## Dataset excerpts
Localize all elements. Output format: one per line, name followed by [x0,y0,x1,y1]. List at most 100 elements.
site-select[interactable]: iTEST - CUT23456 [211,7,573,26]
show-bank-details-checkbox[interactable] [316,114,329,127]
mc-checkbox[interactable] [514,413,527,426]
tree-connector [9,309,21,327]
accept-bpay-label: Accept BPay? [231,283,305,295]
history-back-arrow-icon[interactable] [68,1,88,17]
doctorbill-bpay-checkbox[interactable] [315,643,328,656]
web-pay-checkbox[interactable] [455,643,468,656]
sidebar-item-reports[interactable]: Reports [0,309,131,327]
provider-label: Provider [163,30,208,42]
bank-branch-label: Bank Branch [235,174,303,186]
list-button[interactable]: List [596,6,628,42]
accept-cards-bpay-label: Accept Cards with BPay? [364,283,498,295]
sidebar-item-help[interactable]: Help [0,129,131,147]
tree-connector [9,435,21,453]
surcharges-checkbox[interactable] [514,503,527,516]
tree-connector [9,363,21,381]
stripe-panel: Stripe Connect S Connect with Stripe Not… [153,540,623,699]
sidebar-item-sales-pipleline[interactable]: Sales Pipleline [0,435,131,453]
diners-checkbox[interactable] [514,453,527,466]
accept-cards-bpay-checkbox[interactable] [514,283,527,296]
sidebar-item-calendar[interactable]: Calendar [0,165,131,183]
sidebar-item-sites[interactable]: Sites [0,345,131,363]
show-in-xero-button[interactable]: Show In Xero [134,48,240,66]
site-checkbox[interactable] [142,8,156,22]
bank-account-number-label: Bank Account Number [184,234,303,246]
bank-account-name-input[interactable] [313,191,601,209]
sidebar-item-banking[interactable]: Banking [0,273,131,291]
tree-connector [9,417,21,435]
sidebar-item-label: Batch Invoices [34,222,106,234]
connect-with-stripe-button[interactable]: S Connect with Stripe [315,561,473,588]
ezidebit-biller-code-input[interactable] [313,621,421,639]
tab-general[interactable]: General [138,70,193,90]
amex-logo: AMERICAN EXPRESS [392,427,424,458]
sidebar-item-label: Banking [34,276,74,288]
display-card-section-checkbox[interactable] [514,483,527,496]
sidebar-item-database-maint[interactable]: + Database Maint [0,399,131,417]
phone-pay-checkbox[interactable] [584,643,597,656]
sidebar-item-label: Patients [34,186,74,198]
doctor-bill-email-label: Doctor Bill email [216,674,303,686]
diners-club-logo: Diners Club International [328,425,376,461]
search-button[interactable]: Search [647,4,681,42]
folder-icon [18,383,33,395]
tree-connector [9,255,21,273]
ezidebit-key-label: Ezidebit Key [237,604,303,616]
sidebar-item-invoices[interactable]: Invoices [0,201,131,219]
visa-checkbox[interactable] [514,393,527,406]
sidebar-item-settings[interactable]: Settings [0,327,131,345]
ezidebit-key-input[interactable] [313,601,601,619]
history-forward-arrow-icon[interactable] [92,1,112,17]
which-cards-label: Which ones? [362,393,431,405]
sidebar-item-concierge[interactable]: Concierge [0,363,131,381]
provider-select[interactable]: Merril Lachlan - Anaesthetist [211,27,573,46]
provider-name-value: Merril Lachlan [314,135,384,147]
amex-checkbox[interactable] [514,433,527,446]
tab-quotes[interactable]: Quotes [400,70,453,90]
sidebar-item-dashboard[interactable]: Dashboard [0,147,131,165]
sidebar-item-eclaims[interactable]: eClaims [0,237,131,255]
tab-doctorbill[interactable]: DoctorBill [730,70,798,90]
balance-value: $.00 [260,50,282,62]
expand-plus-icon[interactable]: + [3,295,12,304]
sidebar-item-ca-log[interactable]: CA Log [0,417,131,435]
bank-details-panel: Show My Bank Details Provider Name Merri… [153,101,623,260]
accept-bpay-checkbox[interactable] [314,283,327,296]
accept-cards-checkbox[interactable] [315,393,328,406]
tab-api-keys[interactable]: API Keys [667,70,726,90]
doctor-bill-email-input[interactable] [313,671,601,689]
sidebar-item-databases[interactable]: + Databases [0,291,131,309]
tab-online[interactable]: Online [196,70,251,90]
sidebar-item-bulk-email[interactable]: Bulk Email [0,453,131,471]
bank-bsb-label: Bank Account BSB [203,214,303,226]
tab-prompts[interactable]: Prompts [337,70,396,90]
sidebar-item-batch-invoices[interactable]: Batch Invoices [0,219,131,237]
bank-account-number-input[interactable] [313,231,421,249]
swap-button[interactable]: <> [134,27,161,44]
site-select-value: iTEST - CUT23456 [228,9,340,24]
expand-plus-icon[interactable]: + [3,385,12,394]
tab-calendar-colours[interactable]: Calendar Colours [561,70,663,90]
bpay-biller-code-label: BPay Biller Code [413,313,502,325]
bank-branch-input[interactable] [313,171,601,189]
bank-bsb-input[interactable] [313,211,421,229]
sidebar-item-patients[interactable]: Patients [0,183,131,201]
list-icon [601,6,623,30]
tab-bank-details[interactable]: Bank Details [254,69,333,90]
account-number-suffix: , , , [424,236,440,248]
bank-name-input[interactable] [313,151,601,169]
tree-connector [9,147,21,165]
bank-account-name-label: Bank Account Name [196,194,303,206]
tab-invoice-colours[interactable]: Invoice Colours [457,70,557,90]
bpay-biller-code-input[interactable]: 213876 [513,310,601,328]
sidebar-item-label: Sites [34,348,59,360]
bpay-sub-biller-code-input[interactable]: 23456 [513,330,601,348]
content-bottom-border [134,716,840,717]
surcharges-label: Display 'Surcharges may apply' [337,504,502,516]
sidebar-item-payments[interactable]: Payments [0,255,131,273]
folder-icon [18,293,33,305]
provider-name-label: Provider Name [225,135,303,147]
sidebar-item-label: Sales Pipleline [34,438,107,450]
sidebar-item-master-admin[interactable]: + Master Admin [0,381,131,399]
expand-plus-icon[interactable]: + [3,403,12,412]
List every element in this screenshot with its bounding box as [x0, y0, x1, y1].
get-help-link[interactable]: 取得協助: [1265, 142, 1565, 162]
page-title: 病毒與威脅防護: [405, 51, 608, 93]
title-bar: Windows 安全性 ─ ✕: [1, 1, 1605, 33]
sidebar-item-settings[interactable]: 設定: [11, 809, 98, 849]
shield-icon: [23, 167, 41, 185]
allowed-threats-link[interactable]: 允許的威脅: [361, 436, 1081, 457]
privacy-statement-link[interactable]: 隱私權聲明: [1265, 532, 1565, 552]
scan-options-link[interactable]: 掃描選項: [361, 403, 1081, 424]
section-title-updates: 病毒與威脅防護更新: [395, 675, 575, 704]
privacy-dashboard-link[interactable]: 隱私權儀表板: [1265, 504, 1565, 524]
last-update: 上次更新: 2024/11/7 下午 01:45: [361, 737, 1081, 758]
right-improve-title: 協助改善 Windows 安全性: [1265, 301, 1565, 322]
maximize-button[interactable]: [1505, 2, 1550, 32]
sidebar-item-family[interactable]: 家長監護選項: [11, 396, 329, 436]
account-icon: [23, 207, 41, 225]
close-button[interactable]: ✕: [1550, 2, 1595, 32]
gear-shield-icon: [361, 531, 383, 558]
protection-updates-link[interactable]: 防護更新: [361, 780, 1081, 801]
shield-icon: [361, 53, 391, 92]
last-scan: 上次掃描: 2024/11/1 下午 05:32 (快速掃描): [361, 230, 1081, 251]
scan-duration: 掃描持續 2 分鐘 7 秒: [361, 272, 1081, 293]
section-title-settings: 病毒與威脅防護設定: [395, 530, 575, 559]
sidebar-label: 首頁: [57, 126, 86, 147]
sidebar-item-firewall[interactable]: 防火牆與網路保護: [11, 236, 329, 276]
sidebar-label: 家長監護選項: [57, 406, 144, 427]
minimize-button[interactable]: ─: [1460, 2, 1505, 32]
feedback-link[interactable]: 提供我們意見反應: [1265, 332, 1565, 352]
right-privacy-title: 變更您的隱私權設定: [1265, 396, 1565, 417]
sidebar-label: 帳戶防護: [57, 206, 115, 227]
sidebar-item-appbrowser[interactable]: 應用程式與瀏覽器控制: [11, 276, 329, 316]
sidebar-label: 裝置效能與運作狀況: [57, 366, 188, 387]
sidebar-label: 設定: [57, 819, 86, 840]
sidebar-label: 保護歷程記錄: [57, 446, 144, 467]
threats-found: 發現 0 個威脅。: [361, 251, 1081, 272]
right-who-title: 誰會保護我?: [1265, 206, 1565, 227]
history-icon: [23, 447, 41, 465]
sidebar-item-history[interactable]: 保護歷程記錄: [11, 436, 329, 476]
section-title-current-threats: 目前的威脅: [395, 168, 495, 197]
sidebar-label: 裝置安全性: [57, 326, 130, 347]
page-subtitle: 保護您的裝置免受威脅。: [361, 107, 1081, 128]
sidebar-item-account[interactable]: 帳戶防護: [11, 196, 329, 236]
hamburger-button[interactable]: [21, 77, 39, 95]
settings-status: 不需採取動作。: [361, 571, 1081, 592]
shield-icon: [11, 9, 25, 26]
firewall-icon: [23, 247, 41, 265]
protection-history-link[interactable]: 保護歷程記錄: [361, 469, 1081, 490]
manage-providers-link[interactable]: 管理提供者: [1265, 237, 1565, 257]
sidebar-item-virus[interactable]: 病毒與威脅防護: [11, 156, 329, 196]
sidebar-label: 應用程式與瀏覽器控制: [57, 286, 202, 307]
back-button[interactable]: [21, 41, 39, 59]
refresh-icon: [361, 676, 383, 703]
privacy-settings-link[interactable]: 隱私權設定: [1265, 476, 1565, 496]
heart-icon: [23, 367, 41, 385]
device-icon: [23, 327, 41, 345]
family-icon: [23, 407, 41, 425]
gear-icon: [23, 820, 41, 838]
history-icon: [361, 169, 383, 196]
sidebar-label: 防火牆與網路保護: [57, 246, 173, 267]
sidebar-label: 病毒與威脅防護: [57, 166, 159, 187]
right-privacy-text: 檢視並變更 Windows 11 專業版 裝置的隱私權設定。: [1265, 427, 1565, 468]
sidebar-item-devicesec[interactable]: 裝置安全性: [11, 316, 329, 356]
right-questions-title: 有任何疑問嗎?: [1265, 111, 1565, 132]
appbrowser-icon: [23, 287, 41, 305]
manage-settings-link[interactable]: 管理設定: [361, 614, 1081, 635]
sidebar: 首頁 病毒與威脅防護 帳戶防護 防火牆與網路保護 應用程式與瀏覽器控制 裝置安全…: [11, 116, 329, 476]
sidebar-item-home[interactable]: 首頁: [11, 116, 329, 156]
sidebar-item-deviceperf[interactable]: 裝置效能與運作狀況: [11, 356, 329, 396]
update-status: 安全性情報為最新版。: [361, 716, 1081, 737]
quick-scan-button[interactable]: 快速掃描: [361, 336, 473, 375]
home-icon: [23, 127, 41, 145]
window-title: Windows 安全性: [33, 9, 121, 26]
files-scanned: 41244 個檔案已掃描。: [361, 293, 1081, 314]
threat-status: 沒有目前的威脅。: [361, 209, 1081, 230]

## TASK TO COMPLETE
Your answer should be each line of the data that contains the word "防火牆與網路保護", copied as it stands.

## RESULT FOR THIS EXERCISE
sidebar-item-firewall[interactable]: 防火牆與網路保護: [11, 236, 329, 276]
sidebar-label: 防火牆與網路保護: [57, 246, 173, 267]
sidebar: 首頁 病毒與威脅防護 帳戶防護 防火牆與網路保護 應用程式與瀏覽器控制 裝置安全…: [11, 116, 329, 476]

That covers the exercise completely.